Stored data
----------------------------------------

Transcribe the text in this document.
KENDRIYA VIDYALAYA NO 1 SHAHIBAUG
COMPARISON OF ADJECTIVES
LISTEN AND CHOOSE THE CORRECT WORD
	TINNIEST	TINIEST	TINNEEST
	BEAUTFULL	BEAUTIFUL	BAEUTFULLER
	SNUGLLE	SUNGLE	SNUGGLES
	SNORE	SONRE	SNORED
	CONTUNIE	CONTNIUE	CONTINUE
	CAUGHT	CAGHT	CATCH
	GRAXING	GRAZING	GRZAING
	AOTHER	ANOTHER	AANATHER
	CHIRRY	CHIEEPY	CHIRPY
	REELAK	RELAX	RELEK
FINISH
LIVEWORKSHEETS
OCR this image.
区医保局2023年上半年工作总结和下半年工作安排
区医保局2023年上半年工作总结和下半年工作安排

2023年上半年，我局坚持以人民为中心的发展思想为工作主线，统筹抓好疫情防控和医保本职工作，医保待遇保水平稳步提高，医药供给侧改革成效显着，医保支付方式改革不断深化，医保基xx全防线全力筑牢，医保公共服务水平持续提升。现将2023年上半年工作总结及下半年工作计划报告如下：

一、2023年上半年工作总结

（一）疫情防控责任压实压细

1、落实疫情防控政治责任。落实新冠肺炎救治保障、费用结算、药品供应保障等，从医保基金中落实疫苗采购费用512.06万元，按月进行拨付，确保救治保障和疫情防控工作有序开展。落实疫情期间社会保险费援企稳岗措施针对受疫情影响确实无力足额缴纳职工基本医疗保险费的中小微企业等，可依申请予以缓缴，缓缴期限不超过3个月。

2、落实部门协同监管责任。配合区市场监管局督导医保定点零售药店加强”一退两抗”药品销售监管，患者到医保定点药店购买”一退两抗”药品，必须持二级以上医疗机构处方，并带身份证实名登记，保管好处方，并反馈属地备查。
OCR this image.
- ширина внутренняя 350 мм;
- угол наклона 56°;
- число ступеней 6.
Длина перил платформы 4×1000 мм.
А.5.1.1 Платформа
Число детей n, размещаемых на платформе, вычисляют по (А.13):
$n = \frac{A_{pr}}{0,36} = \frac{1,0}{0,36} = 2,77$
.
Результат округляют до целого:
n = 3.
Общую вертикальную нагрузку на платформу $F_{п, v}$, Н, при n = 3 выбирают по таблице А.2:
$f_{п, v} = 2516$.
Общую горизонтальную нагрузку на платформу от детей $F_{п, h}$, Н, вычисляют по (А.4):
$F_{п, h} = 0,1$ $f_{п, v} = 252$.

----------------------------------------

# Task statement
Collect each line containing the string "детей".

# Result of the task
Число детей n, размещаемых на платформе, вычисляют по (А.13):
Общую горизонтальную нагрузку на платформу от детей $F_{п, h}$, Н, вычисляют по (А.4):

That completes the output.